**WHAT IS EXPECTED**
Gather all lines from the material that contain the word "this".

**Items from a dataset**

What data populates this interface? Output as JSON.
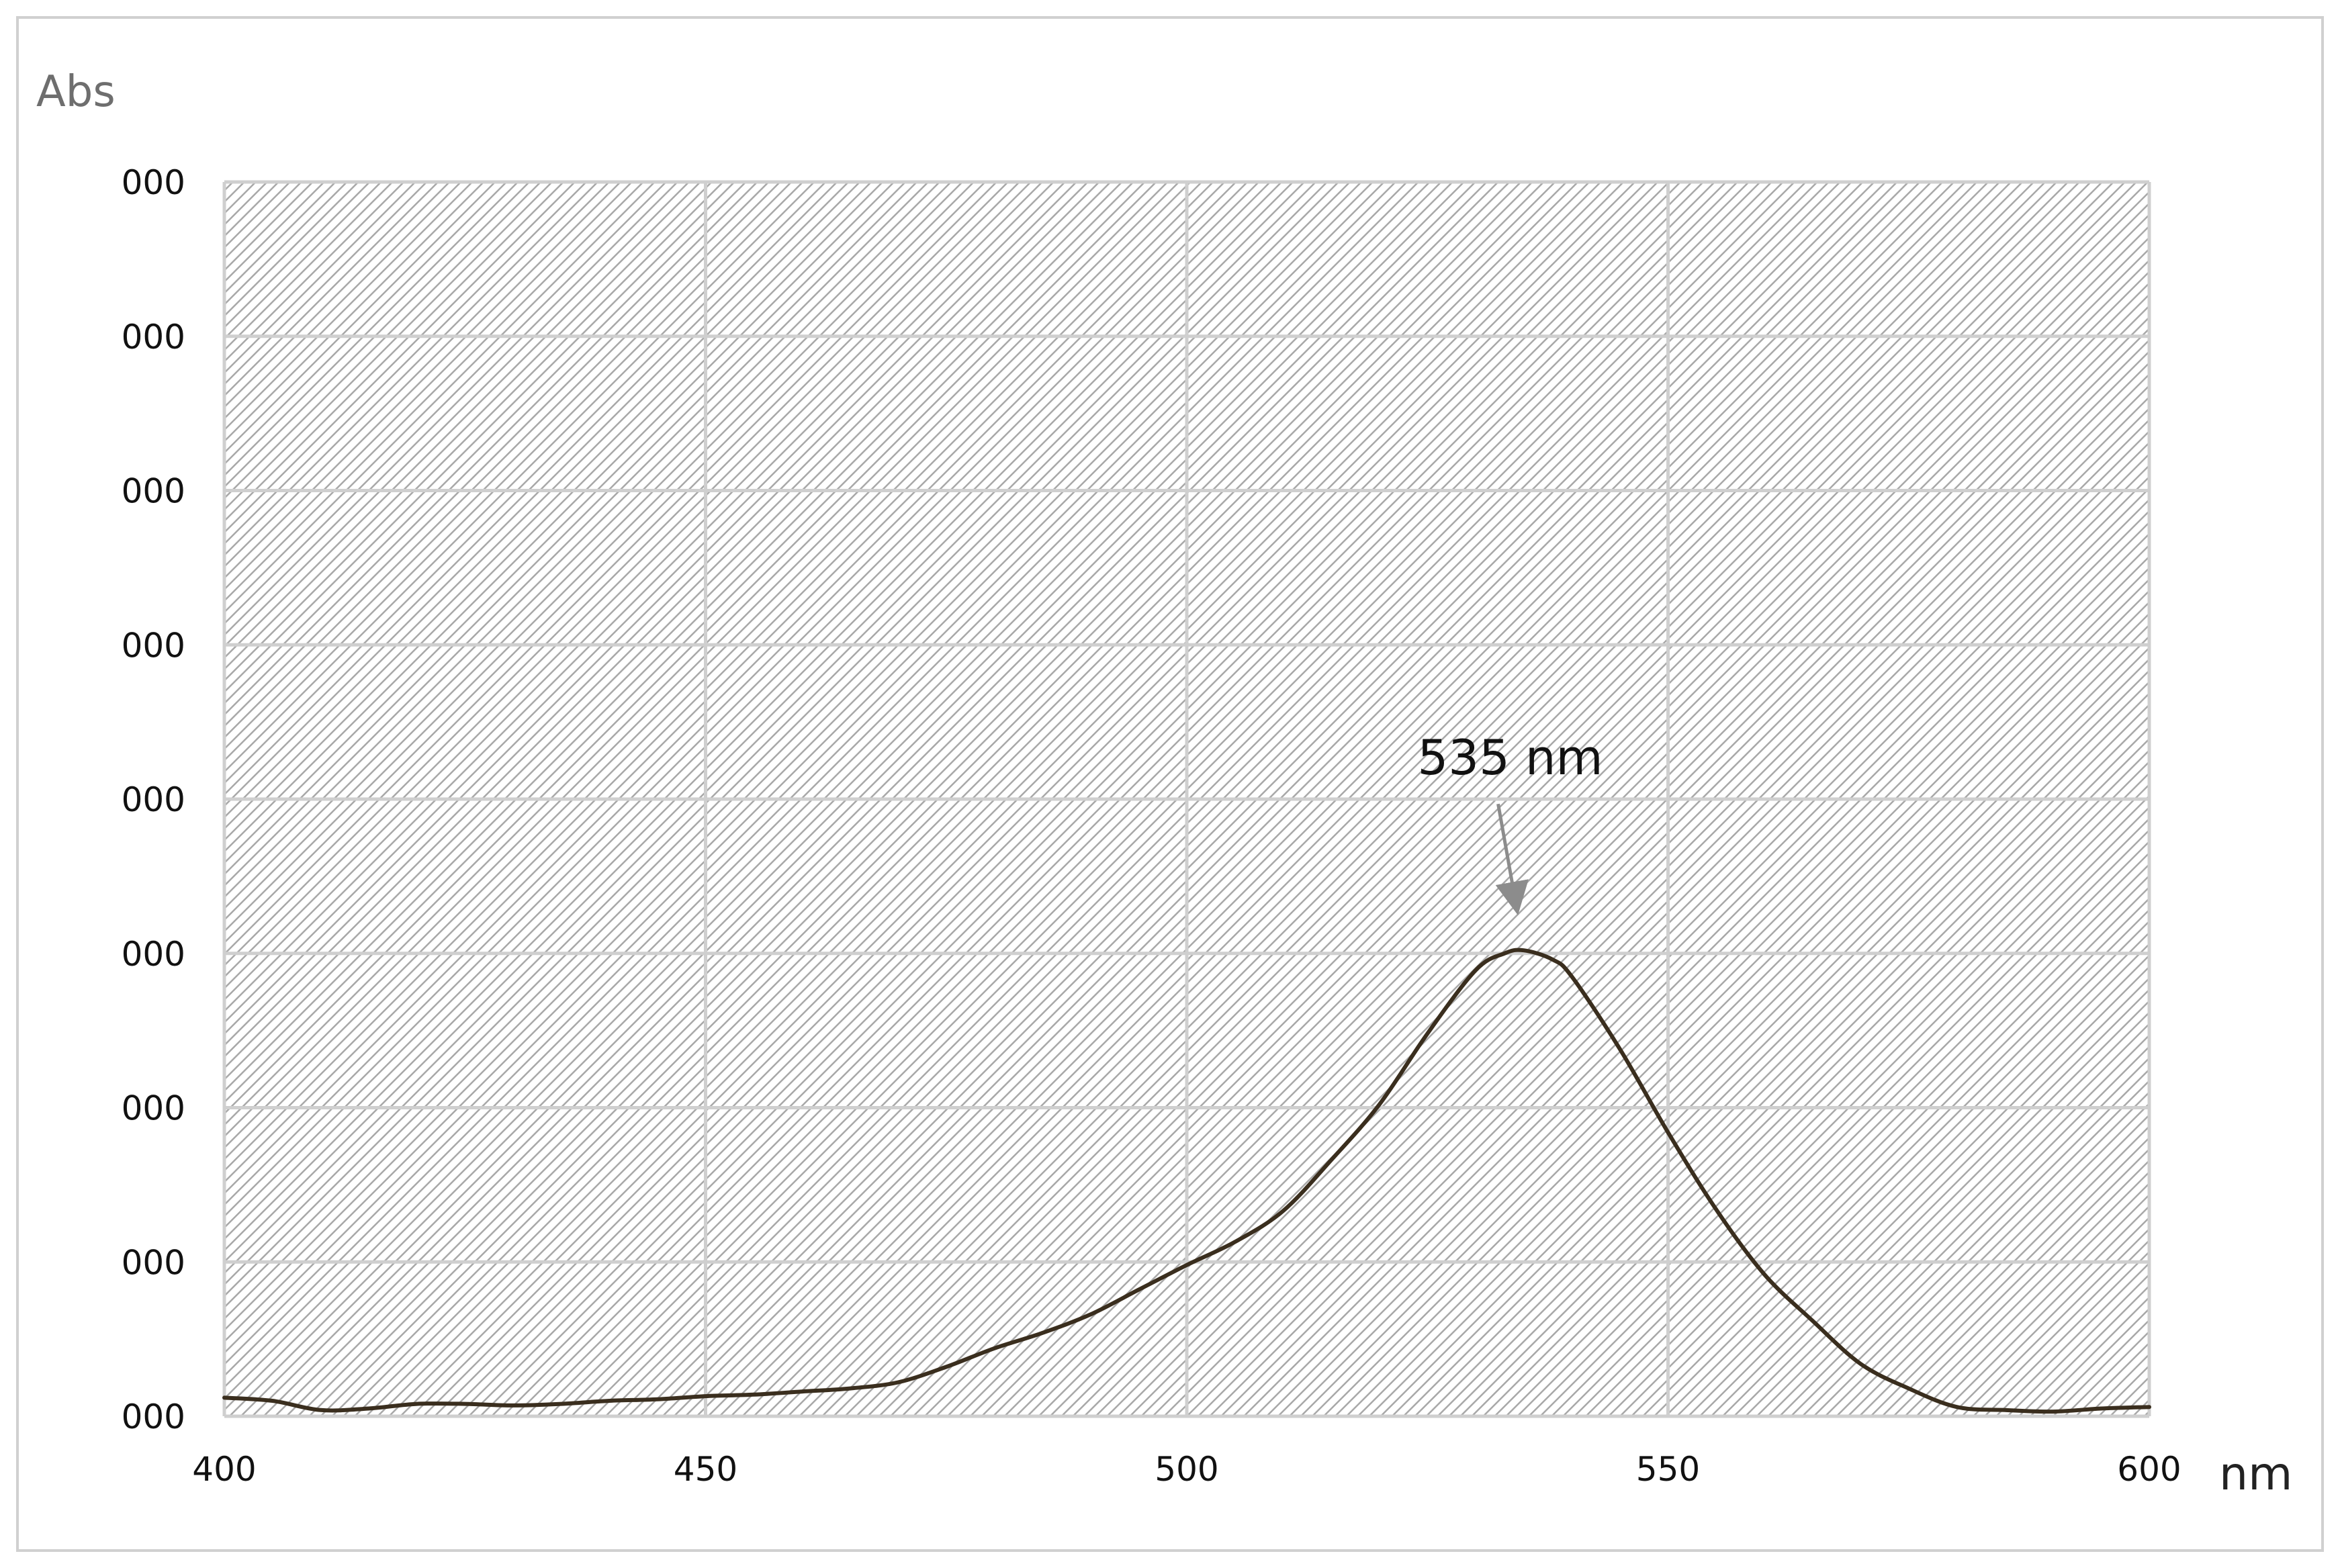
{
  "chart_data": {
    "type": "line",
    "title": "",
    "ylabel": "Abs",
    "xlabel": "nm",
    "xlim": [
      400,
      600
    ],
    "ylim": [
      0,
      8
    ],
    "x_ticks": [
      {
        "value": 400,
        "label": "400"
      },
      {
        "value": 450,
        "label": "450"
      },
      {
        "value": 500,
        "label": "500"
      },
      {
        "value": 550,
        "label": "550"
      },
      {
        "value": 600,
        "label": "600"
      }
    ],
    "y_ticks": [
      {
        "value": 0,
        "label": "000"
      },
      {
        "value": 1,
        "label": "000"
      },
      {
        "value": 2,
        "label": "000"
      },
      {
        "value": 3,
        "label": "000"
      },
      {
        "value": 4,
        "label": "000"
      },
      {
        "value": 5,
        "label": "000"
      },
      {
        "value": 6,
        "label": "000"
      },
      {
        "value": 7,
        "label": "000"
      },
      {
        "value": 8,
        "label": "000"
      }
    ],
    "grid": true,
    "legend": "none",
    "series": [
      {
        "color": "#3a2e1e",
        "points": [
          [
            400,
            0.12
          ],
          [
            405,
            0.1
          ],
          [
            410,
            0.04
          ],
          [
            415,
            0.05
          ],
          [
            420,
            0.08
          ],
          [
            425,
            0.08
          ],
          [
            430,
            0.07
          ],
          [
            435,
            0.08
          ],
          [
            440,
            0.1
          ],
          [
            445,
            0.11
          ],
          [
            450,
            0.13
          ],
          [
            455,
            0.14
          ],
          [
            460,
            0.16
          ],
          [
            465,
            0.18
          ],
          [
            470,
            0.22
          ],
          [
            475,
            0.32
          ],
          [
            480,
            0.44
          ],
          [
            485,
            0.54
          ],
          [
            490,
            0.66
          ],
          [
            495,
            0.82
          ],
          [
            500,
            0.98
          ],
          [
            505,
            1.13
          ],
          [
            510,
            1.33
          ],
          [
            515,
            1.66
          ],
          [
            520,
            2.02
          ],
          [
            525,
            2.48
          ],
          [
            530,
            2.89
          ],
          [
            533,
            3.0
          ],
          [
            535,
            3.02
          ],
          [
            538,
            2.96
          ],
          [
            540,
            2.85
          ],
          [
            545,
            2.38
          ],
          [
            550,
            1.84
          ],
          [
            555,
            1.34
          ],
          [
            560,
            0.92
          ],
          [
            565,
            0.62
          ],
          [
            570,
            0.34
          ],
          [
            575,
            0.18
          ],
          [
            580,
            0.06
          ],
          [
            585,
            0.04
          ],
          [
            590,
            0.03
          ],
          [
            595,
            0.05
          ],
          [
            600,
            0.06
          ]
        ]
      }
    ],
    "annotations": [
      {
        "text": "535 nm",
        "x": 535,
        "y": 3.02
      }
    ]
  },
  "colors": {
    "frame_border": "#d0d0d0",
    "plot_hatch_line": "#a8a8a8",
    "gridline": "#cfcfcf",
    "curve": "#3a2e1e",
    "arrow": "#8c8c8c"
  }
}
* * *
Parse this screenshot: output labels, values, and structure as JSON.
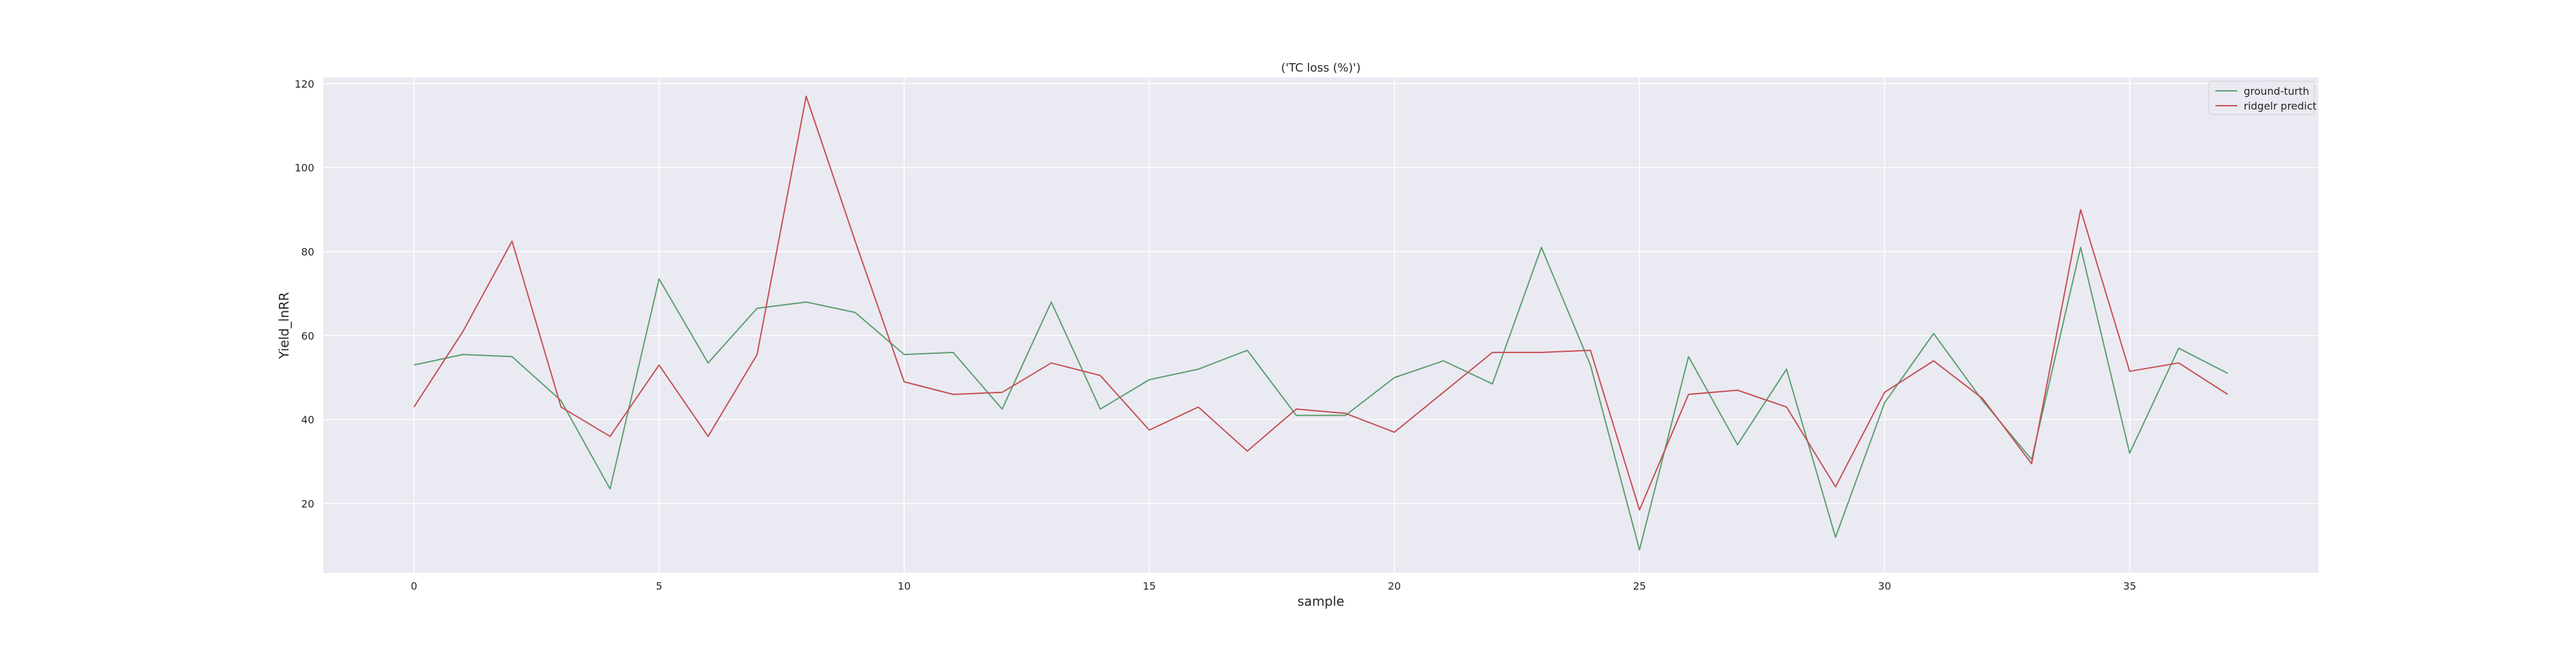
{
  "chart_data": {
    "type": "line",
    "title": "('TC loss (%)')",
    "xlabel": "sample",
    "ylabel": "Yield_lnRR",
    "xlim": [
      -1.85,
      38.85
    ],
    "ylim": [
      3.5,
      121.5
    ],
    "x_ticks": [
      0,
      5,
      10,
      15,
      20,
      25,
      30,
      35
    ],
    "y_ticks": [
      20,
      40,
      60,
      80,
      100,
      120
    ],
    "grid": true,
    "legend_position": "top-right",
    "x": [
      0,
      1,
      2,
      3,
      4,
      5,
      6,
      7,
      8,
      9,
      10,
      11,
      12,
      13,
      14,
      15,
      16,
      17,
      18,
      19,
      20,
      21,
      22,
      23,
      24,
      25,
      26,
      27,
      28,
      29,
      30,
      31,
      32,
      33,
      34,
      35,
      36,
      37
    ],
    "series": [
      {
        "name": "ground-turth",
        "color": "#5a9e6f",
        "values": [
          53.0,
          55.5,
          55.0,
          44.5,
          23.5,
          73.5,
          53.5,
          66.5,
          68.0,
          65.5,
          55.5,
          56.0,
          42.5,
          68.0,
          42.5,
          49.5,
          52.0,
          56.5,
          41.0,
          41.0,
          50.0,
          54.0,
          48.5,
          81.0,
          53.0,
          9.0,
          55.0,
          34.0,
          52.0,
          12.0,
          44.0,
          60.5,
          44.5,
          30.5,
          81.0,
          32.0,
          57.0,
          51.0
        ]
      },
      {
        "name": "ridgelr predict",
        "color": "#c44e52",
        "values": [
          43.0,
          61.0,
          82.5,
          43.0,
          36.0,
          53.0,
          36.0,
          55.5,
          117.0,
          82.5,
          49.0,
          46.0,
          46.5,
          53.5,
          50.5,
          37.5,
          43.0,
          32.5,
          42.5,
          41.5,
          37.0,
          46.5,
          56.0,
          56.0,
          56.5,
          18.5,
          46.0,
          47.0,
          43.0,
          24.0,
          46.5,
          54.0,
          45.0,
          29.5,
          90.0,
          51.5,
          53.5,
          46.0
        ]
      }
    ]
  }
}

**WRITTEN REPLY**
What data populates this interface? Output as JSON.
Parse this screenshot: output labels, values, and structure as JSON.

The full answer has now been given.